# [Data listing]

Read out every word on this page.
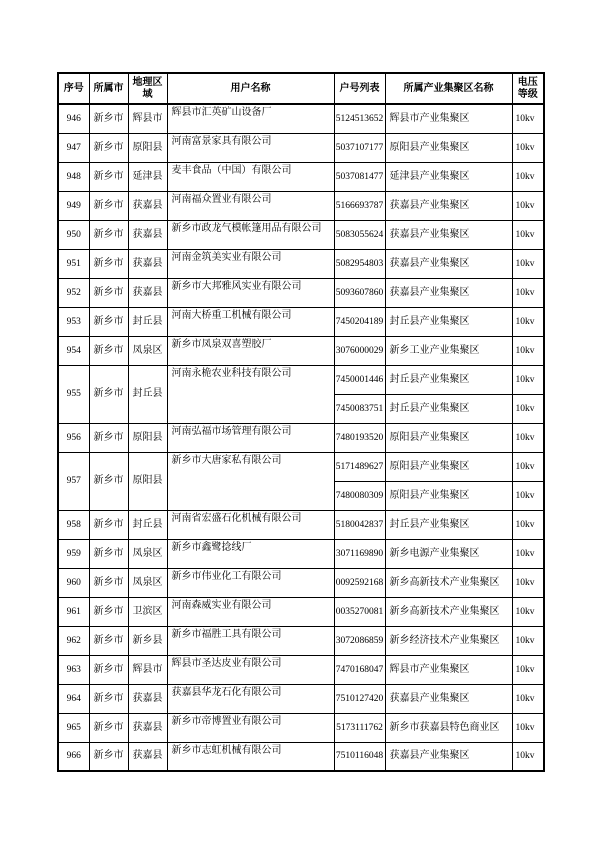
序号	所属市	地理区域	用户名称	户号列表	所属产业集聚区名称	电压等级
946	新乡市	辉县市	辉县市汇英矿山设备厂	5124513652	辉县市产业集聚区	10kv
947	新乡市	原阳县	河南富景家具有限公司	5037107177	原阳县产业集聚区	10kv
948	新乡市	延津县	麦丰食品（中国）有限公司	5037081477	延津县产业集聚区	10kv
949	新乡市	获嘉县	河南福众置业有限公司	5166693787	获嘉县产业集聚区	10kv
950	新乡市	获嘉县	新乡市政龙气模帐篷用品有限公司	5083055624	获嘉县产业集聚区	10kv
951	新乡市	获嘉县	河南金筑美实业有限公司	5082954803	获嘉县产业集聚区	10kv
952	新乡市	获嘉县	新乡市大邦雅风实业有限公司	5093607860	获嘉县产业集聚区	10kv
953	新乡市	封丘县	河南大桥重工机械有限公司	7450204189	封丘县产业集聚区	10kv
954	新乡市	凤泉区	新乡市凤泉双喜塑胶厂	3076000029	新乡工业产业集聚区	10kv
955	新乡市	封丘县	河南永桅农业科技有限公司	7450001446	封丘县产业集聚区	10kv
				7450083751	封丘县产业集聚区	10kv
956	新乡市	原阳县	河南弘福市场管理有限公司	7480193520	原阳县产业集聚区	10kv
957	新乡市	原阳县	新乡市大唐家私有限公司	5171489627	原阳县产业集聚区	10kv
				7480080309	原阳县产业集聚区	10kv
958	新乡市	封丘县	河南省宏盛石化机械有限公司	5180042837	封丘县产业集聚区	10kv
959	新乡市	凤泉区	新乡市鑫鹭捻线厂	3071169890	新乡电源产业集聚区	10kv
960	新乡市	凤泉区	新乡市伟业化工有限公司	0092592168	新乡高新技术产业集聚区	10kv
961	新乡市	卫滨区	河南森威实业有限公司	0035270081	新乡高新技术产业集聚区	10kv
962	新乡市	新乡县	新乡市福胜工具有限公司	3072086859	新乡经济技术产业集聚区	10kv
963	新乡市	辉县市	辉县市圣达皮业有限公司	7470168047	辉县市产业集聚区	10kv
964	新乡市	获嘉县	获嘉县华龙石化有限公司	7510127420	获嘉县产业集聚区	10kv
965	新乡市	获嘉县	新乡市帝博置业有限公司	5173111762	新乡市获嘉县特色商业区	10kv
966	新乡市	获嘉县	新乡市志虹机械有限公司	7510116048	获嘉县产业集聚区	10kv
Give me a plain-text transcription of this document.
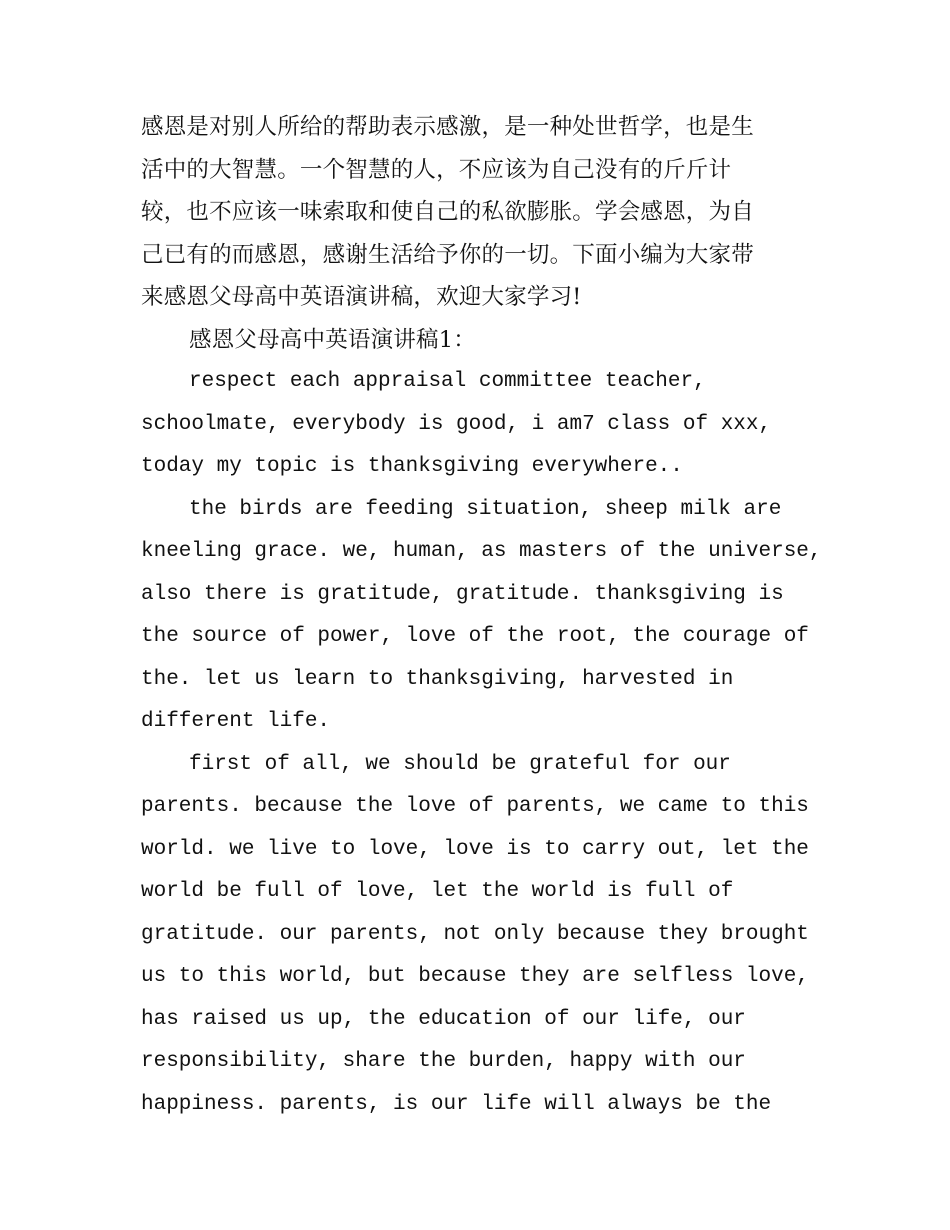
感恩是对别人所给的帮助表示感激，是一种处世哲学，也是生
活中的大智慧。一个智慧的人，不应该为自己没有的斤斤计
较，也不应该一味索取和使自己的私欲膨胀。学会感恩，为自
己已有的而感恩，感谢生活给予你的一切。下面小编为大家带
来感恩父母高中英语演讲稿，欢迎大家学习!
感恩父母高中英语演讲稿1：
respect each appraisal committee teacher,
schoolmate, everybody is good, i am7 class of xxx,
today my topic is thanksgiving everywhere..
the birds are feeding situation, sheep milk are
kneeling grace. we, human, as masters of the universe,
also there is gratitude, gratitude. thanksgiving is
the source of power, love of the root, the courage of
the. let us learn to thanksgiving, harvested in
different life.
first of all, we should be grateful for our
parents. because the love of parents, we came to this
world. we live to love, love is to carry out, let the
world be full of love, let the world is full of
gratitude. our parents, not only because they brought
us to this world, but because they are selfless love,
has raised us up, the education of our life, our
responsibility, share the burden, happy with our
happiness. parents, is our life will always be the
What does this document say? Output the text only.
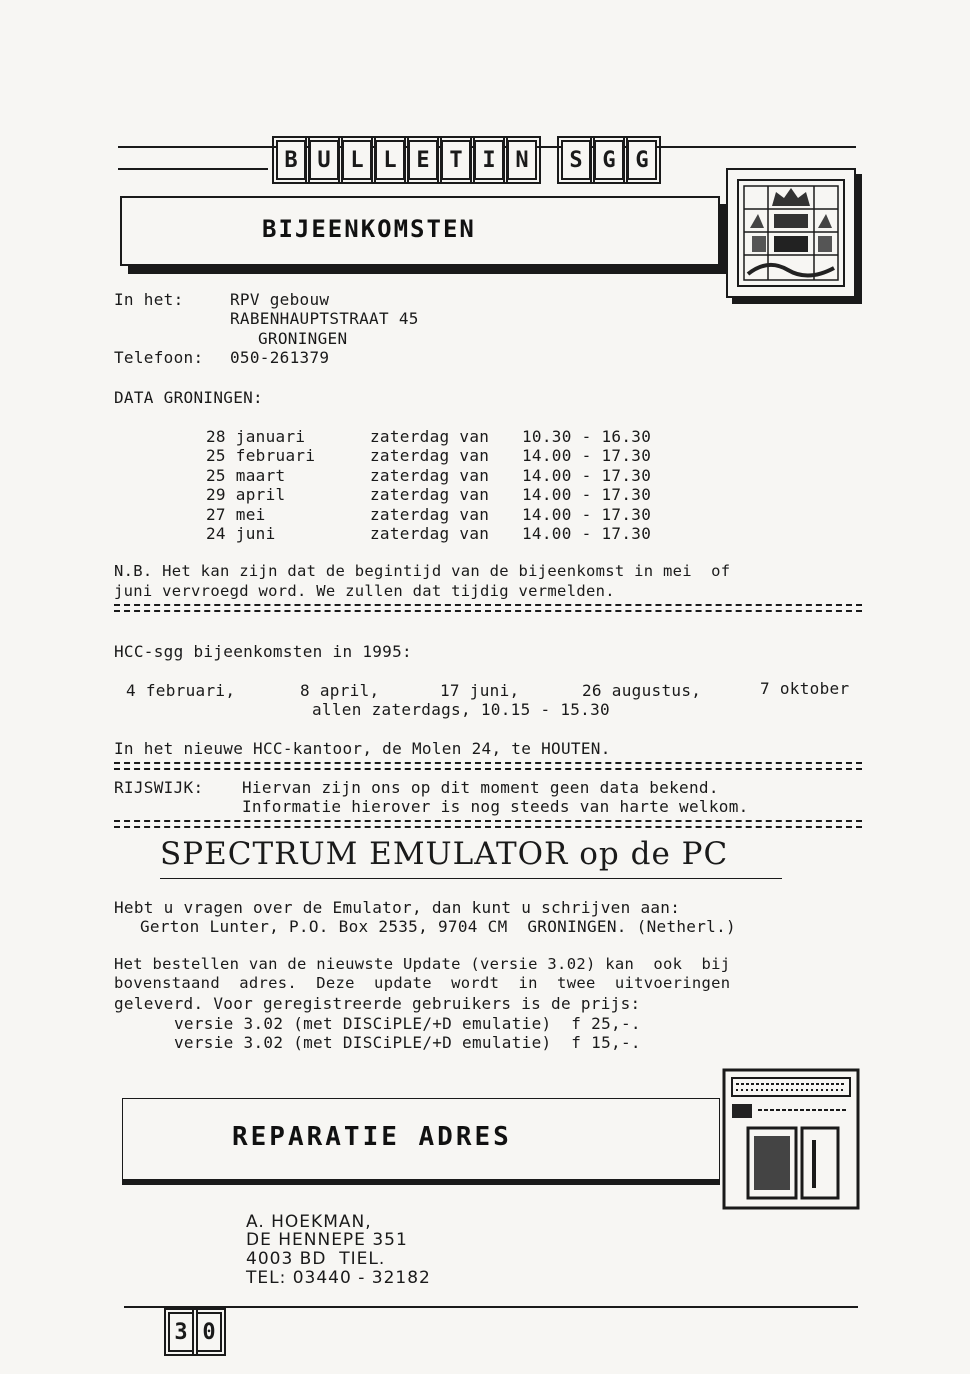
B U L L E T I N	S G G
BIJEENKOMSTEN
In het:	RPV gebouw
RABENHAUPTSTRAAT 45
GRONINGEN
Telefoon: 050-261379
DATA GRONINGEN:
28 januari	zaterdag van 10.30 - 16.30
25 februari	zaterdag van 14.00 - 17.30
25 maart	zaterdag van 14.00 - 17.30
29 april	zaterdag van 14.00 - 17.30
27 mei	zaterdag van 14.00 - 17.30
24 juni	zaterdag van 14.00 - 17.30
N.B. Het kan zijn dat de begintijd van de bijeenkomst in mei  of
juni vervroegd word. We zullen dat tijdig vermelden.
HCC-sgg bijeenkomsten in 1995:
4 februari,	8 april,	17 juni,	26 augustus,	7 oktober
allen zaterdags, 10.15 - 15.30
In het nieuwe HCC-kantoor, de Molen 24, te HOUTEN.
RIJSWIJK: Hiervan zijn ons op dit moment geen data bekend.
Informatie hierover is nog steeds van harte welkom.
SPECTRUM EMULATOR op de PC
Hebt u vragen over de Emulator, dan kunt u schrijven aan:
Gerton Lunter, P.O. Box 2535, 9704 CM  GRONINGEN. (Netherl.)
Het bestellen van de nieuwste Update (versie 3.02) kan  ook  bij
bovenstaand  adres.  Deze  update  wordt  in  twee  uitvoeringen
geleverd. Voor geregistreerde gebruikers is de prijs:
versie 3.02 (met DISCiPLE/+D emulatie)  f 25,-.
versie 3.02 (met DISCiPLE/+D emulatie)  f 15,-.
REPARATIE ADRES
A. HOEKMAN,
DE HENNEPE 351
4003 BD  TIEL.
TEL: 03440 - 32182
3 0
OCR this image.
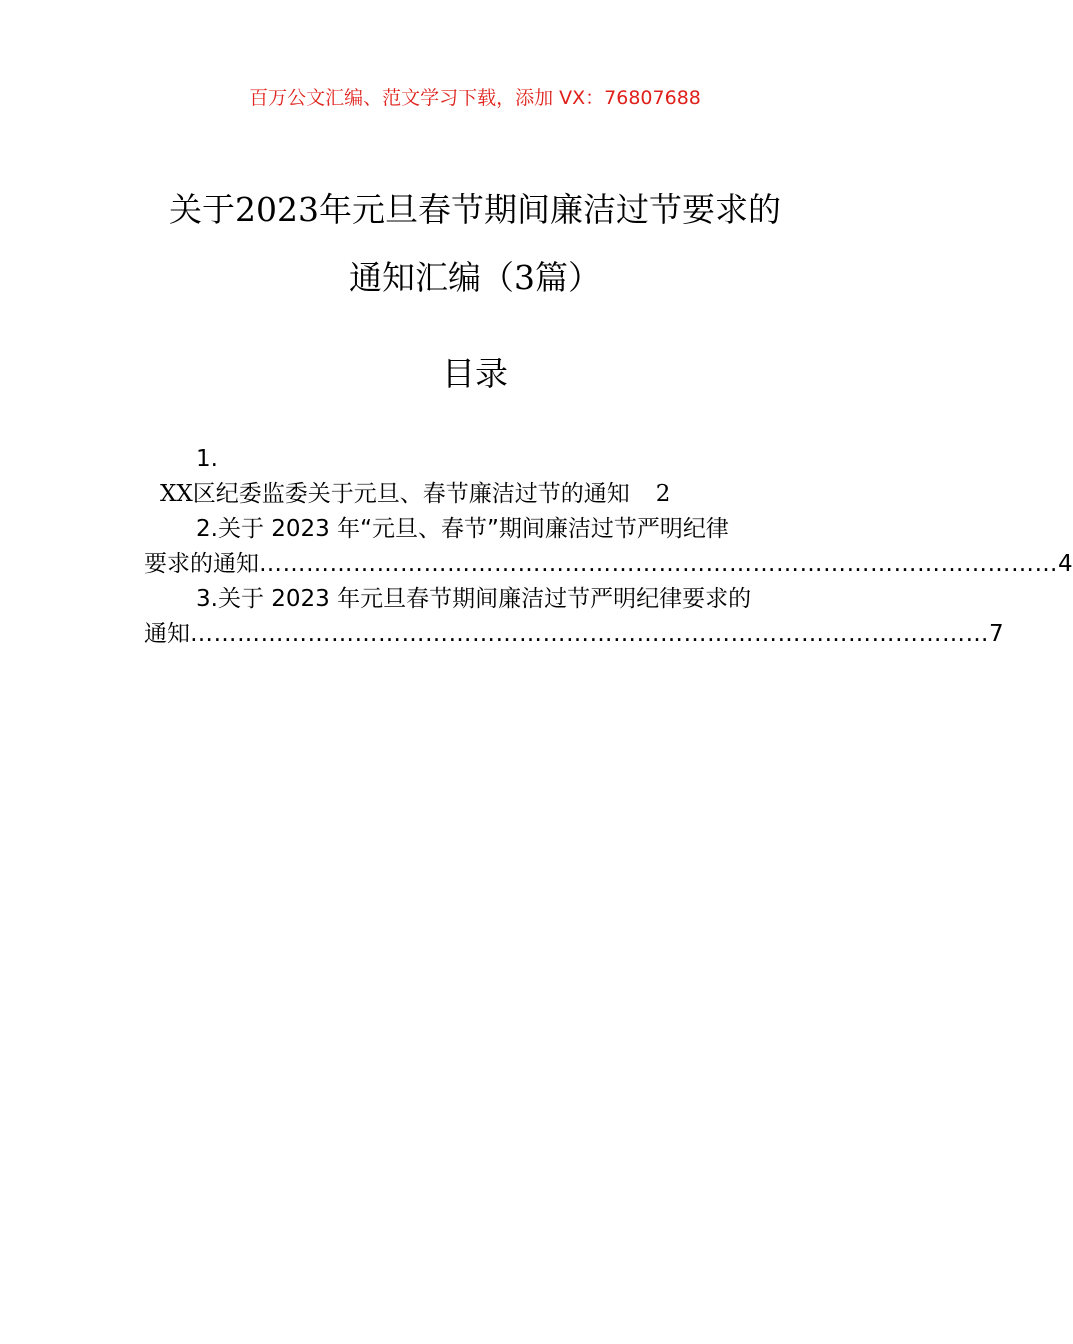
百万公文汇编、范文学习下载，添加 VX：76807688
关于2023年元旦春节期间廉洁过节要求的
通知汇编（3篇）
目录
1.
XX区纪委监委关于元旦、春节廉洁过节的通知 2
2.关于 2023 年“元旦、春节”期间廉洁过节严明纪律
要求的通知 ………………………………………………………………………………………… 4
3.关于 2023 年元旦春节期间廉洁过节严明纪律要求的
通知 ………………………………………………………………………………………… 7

# [Work to complete]
Copy each line above containing the string "life".

# [Complete output]
different life.
has raised us up, the education of our life, our
happiness. parents, is our life will always be the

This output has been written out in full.